DIRECTIONS: Show every line below where "ſind" can be found.

Data records
§ §

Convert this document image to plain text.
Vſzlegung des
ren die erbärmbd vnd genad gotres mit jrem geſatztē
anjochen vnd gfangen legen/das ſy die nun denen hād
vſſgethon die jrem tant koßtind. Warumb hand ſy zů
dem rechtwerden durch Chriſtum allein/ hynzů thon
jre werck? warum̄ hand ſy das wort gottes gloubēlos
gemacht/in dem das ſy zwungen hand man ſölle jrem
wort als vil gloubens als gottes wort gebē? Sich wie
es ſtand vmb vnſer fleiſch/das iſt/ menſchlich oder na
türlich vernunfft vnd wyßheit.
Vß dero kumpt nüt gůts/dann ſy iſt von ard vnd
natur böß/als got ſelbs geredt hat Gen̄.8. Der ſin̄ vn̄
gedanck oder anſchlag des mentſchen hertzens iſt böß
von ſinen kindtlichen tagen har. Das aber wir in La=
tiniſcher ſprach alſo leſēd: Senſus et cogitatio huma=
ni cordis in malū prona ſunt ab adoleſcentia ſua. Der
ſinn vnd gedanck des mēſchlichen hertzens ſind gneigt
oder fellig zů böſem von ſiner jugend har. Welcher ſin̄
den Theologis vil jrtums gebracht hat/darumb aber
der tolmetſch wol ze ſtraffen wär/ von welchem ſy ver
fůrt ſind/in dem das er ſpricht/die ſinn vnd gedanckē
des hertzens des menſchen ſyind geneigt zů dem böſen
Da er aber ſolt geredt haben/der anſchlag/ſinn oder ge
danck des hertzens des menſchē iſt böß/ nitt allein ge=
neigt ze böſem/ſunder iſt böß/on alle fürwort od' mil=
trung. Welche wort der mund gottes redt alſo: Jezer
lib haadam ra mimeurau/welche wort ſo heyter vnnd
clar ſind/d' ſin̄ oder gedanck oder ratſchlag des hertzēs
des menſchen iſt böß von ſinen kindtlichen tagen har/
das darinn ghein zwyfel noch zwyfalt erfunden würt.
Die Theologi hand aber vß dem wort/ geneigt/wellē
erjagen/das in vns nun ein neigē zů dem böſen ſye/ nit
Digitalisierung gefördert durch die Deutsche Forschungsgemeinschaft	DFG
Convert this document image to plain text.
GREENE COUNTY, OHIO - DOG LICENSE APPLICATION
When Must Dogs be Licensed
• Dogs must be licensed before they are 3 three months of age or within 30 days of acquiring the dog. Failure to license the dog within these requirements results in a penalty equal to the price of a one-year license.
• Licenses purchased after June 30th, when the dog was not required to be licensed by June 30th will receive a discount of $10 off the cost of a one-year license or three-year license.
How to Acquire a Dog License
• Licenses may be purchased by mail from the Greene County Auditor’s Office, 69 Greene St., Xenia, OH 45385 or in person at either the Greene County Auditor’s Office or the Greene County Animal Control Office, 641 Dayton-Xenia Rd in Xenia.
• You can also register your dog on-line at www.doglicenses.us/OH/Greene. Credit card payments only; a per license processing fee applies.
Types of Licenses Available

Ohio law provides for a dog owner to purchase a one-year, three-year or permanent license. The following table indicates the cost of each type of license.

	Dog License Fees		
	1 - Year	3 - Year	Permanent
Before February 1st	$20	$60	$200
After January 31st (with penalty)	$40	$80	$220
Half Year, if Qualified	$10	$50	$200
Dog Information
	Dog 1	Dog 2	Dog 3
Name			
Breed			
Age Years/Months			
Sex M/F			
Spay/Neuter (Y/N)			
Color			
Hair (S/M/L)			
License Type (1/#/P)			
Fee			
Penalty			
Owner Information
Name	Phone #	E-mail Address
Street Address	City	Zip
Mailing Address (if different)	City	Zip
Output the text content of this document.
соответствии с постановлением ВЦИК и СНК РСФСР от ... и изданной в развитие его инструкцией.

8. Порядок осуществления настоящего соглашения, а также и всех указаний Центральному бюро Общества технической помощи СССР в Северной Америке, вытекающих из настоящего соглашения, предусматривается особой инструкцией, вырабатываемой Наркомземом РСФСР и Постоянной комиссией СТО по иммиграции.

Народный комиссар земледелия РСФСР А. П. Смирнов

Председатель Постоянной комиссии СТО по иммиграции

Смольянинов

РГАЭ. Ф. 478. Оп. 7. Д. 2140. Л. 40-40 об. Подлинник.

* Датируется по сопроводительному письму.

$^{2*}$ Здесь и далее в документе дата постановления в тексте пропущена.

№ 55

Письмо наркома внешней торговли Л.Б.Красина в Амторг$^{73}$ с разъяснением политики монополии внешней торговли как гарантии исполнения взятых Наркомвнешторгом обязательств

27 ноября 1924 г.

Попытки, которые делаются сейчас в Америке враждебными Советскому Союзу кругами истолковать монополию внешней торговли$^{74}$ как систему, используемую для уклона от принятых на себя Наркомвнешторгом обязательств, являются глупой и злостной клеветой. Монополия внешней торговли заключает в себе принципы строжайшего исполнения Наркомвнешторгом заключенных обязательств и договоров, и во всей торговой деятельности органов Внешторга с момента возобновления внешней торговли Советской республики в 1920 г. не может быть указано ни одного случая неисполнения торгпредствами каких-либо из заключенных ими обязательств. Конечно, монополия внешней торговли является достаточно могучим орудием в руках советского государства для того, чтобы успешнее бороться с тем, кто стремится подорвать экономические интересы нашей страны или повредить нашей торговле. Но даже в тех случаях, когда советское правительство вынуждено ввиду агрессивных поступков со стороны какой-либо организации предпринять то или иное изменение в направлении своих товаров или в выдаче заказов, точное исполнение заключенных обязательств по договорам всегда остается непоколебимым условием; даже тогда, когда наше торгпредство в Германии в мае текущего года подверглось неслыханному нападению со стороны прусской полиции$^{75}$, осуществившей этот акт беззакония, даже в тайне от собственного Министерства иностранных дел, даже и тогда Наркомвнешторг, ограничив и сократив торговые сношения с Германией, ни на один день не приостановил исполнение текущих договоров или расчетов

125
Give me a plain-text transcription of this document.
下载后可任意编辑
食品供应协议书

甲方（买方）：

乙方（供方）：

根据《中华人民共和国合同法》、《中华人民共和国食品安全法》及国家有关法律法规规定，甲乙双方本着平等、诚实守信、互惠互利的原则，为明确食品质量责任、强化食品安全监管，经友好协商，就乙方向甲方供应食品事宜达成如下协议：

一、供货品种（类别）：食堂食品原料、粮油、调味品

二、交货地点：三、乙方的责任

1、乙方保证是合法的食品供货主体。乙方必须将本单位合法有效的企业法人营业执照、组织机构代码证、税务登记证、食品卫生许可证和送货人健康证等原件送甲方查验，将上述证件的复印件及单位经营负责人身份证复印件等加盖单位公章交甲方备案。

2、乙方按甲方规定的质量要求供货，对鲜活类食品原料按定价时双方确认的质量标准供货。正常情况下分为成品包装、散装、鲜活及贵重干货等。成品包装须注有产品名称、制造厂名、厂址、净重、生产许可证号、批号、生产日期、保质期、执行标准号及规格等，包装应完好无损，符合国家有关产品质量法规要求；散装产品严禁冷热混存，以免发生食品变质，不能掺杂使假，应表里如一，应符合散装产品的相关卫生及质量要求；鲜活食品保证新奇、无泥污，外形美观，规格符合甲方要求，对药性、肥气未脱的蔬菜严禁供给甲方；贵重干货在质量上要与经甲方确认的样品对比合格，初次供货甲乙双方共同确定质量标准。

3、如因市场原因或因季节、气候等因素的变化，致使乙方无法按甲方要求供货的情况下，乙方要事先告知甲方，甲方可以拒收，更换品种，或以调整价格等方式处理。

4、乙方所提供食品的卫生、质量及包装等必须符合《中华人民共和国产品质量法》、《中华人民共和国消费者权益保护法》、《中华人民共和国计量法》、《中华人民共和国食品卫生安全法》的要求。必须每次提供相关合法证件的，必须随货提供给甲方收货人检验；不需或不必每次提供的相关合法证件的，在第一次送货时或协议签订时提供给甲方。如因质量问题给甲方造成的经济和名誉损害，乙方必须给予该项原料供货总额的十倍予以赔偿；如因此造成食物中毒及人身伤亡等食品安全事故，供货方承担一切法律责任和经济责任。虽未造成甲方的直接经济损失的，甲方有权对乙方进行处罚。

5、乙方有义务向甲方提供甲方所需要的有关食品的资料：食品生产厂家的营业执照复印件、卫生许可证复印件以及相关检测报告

§ §

TASK OUTPUT:
ſinn vnd gedanck des mēſchlichen hertzens ſind gneigt
fůrt ſind/in dem das er ſpricht/die ſinn vnd gedanckē
clar ſind/d' ſin̄ oder gedanck oder ratſchlag des hertzēs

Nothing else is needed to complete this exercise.